ENTRIES SUPPLIED ->
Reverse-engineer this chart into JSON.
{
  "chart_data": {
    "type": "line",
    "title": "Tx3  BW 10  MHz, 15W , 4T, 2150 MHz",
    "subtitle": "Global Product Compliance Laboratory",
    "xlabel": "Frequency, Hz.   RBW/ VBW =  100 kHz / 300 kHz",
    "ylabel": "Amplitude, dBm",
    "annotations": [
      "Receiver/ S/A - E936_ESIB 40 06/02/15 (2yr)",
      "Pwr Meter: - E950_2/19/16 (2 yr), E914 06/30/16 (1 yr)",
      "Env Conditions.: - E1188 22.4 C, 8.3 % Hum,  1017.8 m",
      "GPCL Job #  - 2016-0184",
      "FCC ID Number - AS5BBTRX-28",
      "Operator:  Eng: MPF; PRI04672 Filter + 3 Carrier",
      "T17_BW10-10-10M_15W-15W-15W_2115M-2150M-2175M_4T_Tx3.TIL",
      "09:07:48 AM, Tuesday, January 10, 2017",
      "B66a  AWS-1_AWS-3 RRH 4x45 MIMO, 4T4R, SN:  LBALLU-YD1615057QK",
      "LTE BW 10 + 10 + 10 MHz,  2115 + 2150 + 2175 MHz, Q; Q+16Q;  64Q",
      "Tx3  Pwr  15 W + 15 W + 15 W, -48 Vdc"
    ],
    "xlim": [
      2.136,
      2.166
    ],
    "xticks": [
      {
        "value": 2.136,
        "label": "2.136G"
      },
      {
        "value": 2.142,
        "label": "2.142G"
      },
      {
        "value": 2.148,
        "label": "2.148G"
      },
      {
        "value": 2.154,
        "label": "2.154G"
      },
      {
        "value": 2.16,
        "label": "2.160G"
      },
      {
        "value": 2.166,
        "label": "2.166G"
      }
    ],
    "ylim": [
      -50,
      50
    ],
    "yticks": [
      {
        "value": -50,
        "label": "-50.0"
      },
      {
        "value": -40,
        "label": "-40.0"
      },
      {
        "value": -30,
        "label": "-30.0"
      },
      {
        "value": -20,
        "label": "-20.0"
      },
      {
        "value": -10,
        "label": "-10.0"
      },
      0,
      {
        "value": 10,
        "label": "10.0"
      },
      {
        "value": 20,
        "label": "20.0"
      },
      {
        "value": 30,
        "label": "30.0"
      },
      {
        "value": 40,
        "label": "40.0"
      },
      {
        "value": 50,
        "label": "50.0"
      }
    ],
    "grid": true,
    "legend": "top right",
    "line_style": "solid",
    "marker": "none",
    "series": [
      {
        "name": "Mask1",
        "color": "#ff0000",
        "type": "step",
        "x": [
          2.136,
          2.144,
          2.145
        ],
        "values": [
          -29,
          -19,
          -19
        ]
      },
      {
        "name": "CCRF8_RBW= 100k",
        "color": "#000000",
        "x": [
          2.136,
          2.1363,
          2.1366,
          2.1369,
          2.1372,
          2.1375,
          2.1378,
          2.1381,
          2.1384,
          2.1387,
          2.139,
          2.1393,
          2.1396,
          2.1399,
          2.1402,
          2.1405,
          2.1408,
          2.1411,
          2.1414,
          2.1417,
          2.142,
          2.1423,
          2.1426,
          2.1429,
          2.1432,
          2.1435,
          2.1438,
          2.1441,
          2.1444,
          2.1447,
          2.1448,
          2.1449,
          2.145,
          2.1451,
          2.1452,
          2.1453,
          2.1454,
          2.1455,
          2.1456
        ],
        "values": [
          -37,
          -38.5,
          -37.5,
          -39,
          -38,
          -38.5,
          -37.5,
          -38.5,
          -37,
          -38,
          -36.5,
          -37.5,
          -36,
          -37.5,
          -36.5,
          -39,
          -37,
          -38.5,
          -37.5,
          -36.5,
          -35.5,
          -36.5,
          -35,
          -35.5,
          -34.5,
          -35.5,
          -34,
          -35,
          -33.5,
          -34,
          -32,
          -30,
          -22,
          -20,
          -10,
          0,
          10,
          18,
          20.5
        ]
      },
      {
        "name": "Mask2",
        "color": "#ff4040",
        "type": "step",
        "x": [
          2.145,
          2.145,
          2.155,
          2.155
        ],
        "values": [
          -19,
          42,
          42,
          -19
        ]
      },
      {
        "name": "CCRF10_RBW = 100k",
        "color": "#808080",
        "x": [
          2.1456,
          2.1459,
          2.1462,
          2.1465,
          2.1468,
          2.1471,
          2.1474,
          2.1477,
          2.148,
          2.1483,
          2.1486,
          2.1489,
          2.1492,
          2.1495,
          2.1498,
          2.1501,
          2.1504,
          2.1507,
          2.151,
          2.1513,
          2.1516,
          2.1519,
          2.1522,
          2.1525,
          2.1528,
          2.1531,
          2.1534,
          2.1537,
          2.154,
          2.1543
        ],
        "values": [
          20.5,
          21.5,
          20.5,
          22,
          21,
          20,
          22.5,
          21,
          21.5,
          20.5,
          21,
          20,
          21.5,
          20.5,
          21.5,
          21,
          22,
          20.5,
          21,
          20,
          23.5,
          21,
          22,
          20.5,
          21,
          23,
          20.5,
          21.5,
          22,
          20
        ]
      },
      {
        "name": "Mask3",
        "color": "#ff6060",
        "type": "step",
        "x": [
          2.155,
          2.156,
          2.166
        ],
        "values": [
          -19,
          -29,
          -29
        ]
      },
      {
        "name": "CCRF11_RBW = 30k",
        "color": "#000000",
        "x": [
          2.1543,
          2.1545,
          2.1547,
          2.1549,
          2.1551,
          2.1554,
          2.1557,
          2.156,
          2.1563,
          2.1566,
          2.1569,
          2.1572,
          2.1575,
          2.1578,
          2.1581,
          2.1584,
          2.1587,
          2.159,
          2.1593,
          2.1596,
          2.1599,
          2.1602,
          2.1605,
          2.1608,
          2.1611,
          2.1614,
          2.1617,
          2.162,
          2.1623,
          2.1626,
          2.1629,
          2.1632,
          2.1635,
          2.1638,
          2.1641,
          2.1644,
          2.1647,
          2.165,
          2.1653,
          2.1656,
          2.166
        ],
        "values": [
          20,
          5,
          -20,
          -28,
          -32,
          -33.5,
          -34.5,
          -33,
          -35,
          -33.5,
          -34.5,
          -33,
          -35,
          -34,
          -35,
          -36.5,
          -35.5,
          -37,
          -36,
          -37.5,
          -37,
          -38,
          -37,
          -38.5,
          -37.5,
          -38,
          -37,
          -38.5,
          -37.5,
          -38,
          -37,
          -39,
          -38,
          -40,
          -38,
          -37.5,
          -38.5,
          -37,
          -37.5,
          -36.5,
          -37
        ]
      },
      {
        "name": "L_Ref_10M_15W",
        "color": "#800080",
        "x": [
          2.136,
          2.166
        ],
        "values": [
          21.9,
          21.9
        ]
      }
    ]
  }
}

EXERCISE DIRECTIONS -> Each entry above is to be set down again in exactly the same words.

TASK RESULT ->
Reverse-engineer this chart into JSON.
{
  "chart_data": {
    "type": "line",
    "title": "Tx3  BW 10  MHz, 15W , 4T, 2150 MHz",
    "subtitle": "Global Product Compliance Laboratory",
    "xlabel": "Frequency, Hz.   RBW/ VBW =  100 kHz / 300 kHz",
    "ylabel": "Amplitude, dBm",
    "annotations": [
      "Receiver/ S/A - E936_ESIB 40 06/02/15 (2yr)",
      "Pwr Meter: - E950_2/19/16 (2 yr), E914 06/30/16 (1 yr)",
      "Env Conditions.: - E1188 22.4 C, 8.3 % Hum,  1017.8 m",
      "GPCL Job #  - 2016-0184",
      "FCC ID Number - AS5BBTRX-28",
      "Operator:  Eng: MPF; PRI04672 Filter + 3 Carrier",
      "T17_BW10-10-10M_15W-15W-15W_2115M-2150M-2175M_4T_Tx3.TIL",
      "09:07:48 AM, Tuesday, January 10, 2017",
      "B66a  AWS-1_AWS-3 RRH 4x45 MIMO, 4T4R, SN:  LBALLU-YD1615057QK",
      "LTE BW 10 + 10 + 10 MHz,  2115 + 2150 + 2175 MHz, Q; Q+16Q;  64Q",
      "Tx3  Pwr  15 W + 15 W + 15 W, -48 Vdc"
    ],
    "xlim": [
      2.136,
      2.166
    ],
    "xticks": [
      {
        "value": 2.136,
        "label": "2.136G"
      },
      {
        "value": 2.142,
        "label": "2.142G"
      },
      {
        "value": 2.148,
        "label": "2.148G"
      },
      {
        "value": 2.154,
        "label": "2.154G"
      },
      {
        "value": 2.16,
        "label": "2.160G"
      },
      {
        "value": 2.166,
        "label": "2.166G"
      }
    ],
    "ylim": [
      -50,
      50
    ],
    "yticks": [
      {
        "value": -50,
        "label": "-50.0"
      },
      {
        "value": -40,
        "label": "-40.0"
      },
      {
        "value": -30,
        "label": "-30.0"
      },
      {
        "value": -20,
        "label": "-20.0"
      },
      {
        "value": -10,
        "label": "-10.0"
      },
      0,
      {
        "value": 10,
        "label": "10.0"
      },
      {
        "value": 20,
        "label": "20.0"
      },
      {
        "value": 30,
        "label": "30.0"
      },
      {
        "value": 40,
        "label": "40.0"
      },
      {
        "value": 50,
        "label": "50.0"
      }
    ],
    "grid": true,
    "legend": "top right",
    "line_style": "solid",
    "marker": "none",
    "series": [
      {
        "name": "Mask1",
        "color": "#ff0000",
        "type": "step",
        "x": [
          2.136,
          2.144,
          2.145
        ],
        "values": [
          -29,
          -19,
          -19
        ]
      },
      {
        "name": "CCRF8_RBW= 100k",
        "color": "#000000",
        "x": [
          2.136,
          2.1363,
          2.1366,
          2.1369,
          2.1372,
          2.1375,
          2.1378,
          2.1381,
          2.1384,
          2.1387,
          2.139,
          2.1393,
          2.1396,
          2.1399,
          2.1402,
          2.1405,
          2.1408,
          2.1411,
          2.1414,
          2.1417,
          2.142,
          2.1423,
          2.1426,
          2.1429,
          2.1432,
          2.1435,
          2.1438,
          2.1441,
          2.1444,
          2.1447,
          2.1448,
          2.1449,
          2.145,
          2.1451,
          2.1452,
          2.1453,
          2.1454,
          2.1455,
          2.1456
        ],
        "values": [
          -37,
          -38.5,
          -37.5,
          -39,
          -38,
          -38.5,
          -37.5,
          -38.5,
          -37,
          -38,
          -36.5,
          -37.5,
          -36,
          -37.5,
          -36.5,
          -39,
          -37,
          -38.5,
          -37.5,
          -36.5,
          -35.5,
          -36.5,
          -35,
          -35.5,
          -34.5,
          -35.5,
          -34,
          -35,
          -33.5,
          -34,
          -32,
          -30,
          -22,
          -20,
          -10,
          0,
          10,
          18,
          20.5
        ]
      },
      {
        "name": "Mask2",
        "color": "#ff4040",
        "type": "step",
        "x": [
          2.145,
          2.145,
          2.155,
          2.155
        ],
        "values": [
          -19,
          42,
          42,
          -19
        ]
      },
      {
        "name": "CCRF10_RBW = 100k",
        "color": "#808080",
        "x": [
          2.1456,
          2.1459,
          2.1462,
          2.1465,
          2.1468,
          2.1471,
          2.1474,
          2.1477,
          2.148,
          2.1483,
          2.1486,
          2.1489,
          2.1492,
          2.1495,
          2.1498,
          2.1501,
          2.1504,
          2.1507,
          2.151,
          2.1513,
          2.1516,
          2.1519,
          2.1522,
          2.1525,
          2.1528,
          2.1531,
          2.1534,
          2.1537,
          2.154,
          2.1543
        ],
        "values": [
          20.5,
          21.5,
          20.5,
          22,
          21,
          20,
          22.5,
          21,
          21.5,
          20.5,
          21,
          20,
          21.5,
          20.5,
          21.5,
          21,
          22,
          20.5,
          21,
          20,
          23.5,
          21,
          22,
          20.5,
          21,
          23,
          20.5,
          21.5,
          22,
          20
        ]
      },
      {
        "name": "Mask3",
        "color": "#ff6060",
        "type": "step",
        "x": [
          2.155,
          2.156,
          2.166
        ],
        "values": [
          -19,
          -29,
          -29
        ]
      },
      {
        "name": "CCRF11_RBW = 30k",
        "color": "#000000",
        "x": [
          2.1543,
          2.1545,
          2.1547,
          2.1549,
          2.1551,
          2.1554,
          2.1557,
          2.156,
          2.1563,
          2.1566,
          2.1569,
          2.1572,
          2.1575,
          2.1578,
          2.1581,
          2.1584,
          2.1587,
          2.159,
          2.1593,
          2.1596,
          2.1599,
          2.1602,
          2.1605,
          2.1608,
          2.1611,
          2.1614,
          2.1617,
          2.162,
          2.1623,
          2.1626,
          2.1629,
          2.1632,
          2.1635,
          2.1638,
          2.1641,
          2.1644,
          2.1647,
          2.165,
          2.1653,
          2.1656,
          2.166
        ],
        "values": [
          20,
          5,
          -20,
          -28,
          -32,
          -33.5,
          -34.5,
          -33,
          -35,
          -33.5,
          -34.5,
          -33,
          -35,
          -34,
          -35,
          -36.5,
          -35.5,
          -37,
          -36,
          -37.5,
          -37,
          -38,
          -37,
          -38.5,
          -37.5,
          -38,
          -37,
          -38.5,
          -37.5,
          -38,
          -37,
          -39,
          -38,
          -40,
          -38,
          -37.5,
          -38.5,
          -37,
          -37.5,
          -36.5,
          -37
        ]
      },
      {
        "name": "L_Ref_10M_15W",
        "color": "#800080",
        "x": [
          2.136,
          2.166
        ],
        "values": [
          21.9,
          21.9
        ]
      }
    ]
  }
}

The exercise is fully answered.